§ **The request**:
Drop every picture, then transcribe the remaining data exactly.

§ **Records to use**:
★ ★ ★
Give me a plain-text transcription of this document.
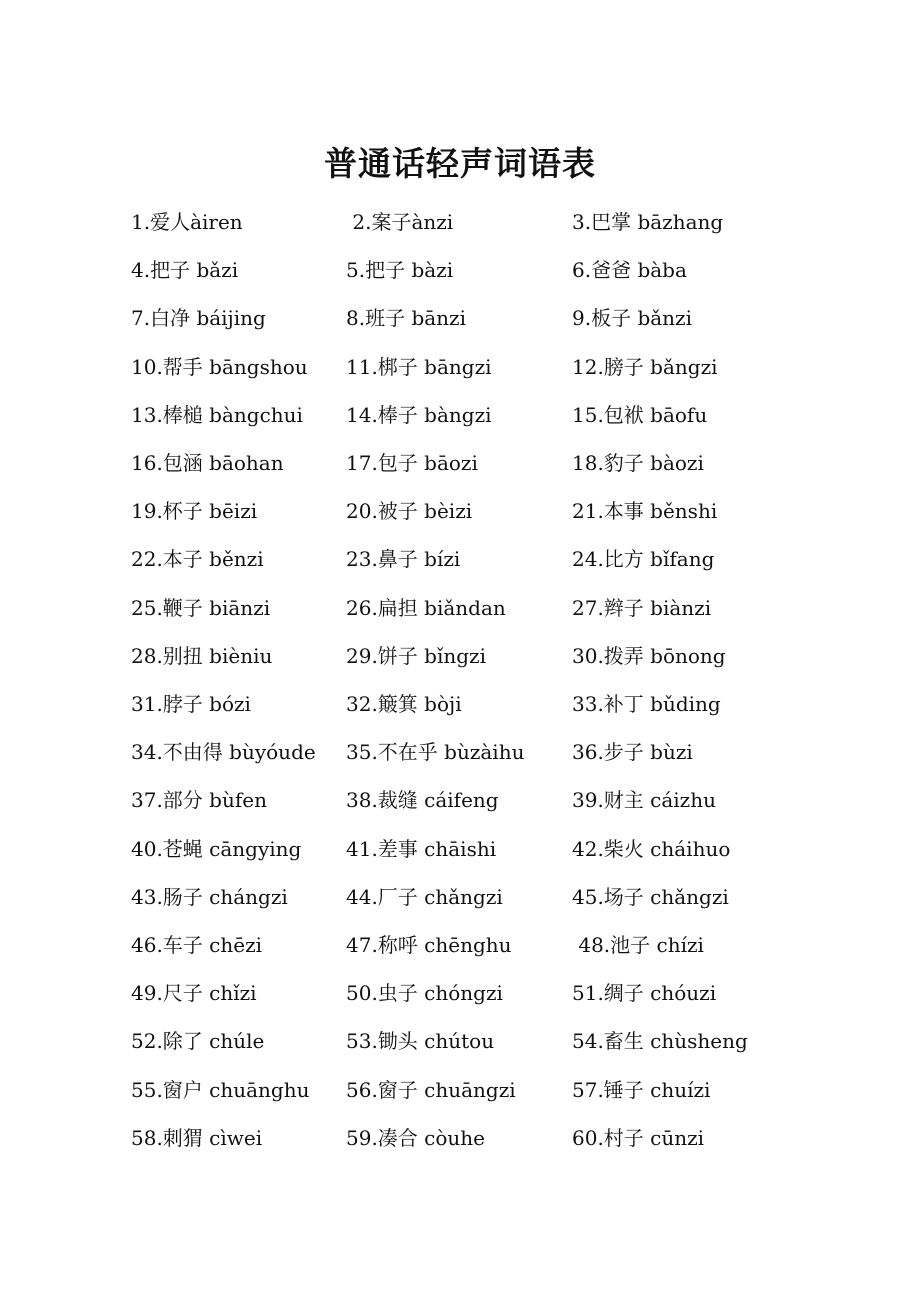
普通话轻声词语表
1.爱人àiren	2.案子ànzi	3.巴掌 bāzhang
4.把子 bǎzi	5.把子 bàzi	6.爸爸 bàba
7.白净 báijing	8.班子 bānzi	9.板子 bǎnzi
10.帮手 bāngshou 11.梆子 bāngzi	12.膀子 bǎngzi
13.棒槌 bàngchui 14.棒子 bàngzi	15.包袱 bāofu
16.包涵 bāohan	17.包子 bāozi	18.豹子 bàozi
19.杯子 bēizi	20.被子 bèizi	21.本事 běnshi
22.本子 běnzi	23.鼻子 bízi	24.比方 bǐfang
25.鞭子 biānzi	26.扁担 biǎndan	27.辫子 biànzi
28.别扭 bièniu	29.饼子 bǐngzi	30.拨弄 bōnong
31.脖子 bózi	32.簸箕 bòji	33.补丁 bǔding
34.不由得 bùyóude 35.不在乎 bùzàihu 36.步子 bùzi
37.部分 bùfen	38.裁缝 cáifeng	39.财主 cáizhu
40.苍蝇 cāngying 41.差事 chāishi	42.柴火 cháihuo
43.肠子 chángzi	44.厂子 chǎngzi	45.场子 chǎngzi
46.车子 chēzi	47.称呼 chēnghu	48.池子 chízi
49.尺子 chǐzi	50.虫子 chóngzi	51.绸子 chóuzi
52.除了 chúle	53.锄头 chútou	54.畜生 chùsheng
55.窗户 chuānghu 56.窗子 chuāngzi	57.锤子 chuízi
58.刺猬 cìwei	59.凑合 còuhe	60.村子 cūnzi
★ ★ ★
§ **Task answer**:
Give me a plain-text transcription of this document.
普通话轻声词语表
1.爱人àiren	2.案子ànzi	3.巴掌 bāzhang
4.把子 bǎzi	5.把子 bàzi	6.爸爸 bàba
7.白净 báijing	8.班子 bānzi	9.板子 bǎnzi
10.帮手 bāngshou 11.梆子 bāngzi	12.膀子 bǎngzi
13.棒槌 bàngchui 14.棒子 bàngzi	15.包袱 bāofu
16.包涵 bāohan	17.包子 bāozi	18.豹子 bàozi
19.杯子 bēizi	20.被子 bèizi	21.本事 běnshi
22.本子 běnzi	23.鼻子 bízi	24.比方 bǐfang
25.鞭子 biānzi	26.扁担 biǎndan	27.辫子 biànzi
28.别扭 bièniu	29.饼子 bǐngzi	30.拨弄 bōnong
31.脖子 bózi	32.簸箕 bòji	33.补丁 bǔding
34.不由得 bùyóude 35.不在乎 bùzàihu 36.步子 bùzi
37.部分 bùfen	38.裁缝 cáifeng	39.财主 cáizhu
40.苍蝇 cāngying 41.差事 chāishi	42.柴火 cháihuo
43.肠子 chángzi	44.厂子 chǎngzi	45.场子 chǎngzi
46.车子 chēzi	47.称呼 chēnghu	48.池子 chízi
49.尺子 chǐzi	50.虫子 chóngzi	51.绸子 chóuzi
52.除了 chúle	53.锄头 chútou	54.畜生 chùsheng
55.窗户 chuānghu 56.窗子 chuāngzi	57.锤子 chuízi
58.刺猬 cìwei	59.凑合 còuhe	60.村子 cūnzi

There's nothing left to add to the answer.